Although in vitro studies have shown that
nicotinic acid inhibits some aspects of the inflammatory response, a reduced number of in vivo studies have investigated this activity. To the best of our knowledge, the effects induced by
nicotinic acid in models of nociceptive and inflammatory
pain are not known. Per os (p.o.) administration of
nicotinic acid (250, 500 or 1000 mg/kg, -1 h) inhibited the first and the second phases of the nociceptive response induced by
formalin in mice.
Nicotinic acid (250 or 500 mg/kg, -1 and 3 h) also inhibited the
mechanical allodynia induced by
carrageenan in rats, a model of inflammatory
pain. However, in a model of
nociceptive pain, exposure of mice to a hot-plate,
nicotinic acid was devoid of activity. In addition to inhibiting the nociceptive response in models of inflammatory
pain,
nicotinic acid (250 or 500 mg/kg, p.o., -1 and 3 h) inhibited paw
edema induced by
carrageenan in mice and rats.
Picolinic acid (62.5 or 125 mg/kg, p.o., -1 h), a
nicotinic acid isomer, inhibited both phases of the nociceptive response induced by
formalin, but not paw
edema induced by
carrageenan in mice. The other
nicotinic acid isomer,
isonicotinic acid, was devoid of activity in these two models. In conclusion, our results represent the first demonstration of the activity of
nicotinic acid in experimental models of nociceptive and inflammatory
pain and also provide further support to its anti-inflammatory activity. It is unlikely that conversion to
nicotinamide represents an important mechanism to explain the antinociceptive and anti-inflammatory activities of
nicotinic acid. The demonstration of new activities of
nicotinic acid, a drug that has already been approved for clinical use and presents a positive safety record, may contribute to raise the interest in conducting clinical trials to investigate its usefulness in the treatment of painful and inflammatory diseases.

**WHAT NEEDS TO BE DONE:**
Summarize the abstract on nicotinic acid above in two sentences. The data that comes next is separate material, unrelated to the abstract on nicotinic acid.

Document layout detection data:
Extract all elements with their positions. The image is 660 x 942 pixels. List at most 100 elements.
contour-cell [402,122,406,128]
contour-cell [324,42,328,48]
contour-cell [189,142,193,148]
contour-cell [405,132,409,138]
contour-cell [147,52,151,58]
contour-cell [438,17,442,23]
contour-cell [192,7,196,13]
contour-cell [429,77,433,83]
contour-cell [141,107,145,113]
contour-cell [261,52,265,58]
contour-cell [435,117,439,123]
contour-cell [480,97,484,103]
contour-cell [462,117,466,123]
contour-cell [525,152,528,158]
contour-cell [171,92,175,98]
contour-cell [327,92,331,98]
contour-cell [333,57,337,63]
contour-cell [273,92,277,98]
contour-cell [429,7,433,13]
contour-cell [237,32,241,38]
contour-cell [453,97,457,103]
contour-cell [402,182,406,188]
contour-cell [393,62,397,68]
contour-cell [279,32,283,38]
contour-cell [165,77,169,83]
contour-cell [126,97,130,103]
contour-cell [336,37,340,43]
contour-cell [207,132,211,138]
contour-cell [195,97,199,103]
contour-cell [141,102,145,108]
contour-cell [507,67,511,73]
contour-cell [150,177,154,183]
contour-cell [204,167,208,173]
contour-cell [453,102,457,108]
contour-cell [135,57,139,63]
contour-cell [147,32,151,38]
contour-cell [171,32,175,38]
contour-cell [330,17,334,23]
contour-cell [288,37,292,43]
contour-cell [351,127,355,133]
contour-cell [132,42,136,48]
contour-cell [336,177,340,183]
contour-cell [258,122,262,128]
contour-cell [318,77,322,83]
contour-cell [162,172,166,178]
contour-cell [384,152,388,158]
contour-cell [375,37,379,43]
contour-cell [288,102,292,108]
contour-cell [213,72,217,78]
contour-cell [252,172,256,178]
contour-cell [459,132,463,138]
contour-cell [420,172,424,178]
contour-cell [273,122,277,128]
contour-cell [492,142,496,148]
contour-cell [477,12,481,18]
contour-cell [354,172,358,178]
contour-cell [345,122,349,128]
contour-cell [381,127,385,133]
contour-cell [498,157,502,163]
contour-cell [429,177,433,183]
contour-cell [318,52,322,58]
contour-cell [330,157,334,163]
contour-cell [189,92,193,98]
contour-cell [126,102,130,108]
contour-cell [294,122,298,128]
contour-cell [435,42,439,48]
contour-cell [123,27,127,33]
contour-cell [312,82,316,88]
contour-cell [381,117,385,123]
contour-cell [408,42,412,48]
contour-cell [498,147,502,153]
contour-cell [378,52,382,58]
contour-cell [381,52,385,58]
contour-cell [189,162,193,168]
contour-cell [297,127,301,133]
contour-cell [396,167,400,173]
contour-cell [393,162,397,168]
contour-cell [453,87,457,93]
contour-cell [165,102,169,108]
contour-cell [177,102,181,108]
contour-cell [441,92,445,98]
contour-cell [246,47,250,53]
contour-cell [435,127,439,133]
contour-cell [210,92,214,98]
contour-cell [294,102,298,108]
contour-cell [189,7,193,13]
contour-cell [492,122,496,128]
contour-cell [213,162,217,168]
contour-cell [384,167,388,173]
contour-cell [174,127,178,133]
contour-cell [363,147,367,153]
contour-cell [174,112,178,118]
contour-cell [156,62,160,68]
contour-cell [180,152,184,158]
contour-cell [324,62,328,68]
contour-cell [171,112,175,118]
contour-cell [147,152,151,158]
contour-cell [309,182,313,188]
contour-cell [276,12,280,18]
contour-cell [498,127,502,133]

**FINAL ANSWER:**
Given orally, nicotinic acid inhibited both phases of formalin-induced nociception in mice, carrageenan-induced mechanical allodynia in rats, and carrageenan-induced paw edema in mice and rats, but it had no activity in the hot-plate test. Its isomer picolinic acid inhibited formalin-induced nociception but not paw edema, while isonicotinic acid was inactive in both models, and the study concludes that these results are the first demonstration of nicotinic acid's activity in models of nociceptive and inflammatory pain and may raise interest in clinical trials for painful and inflammatory diseases.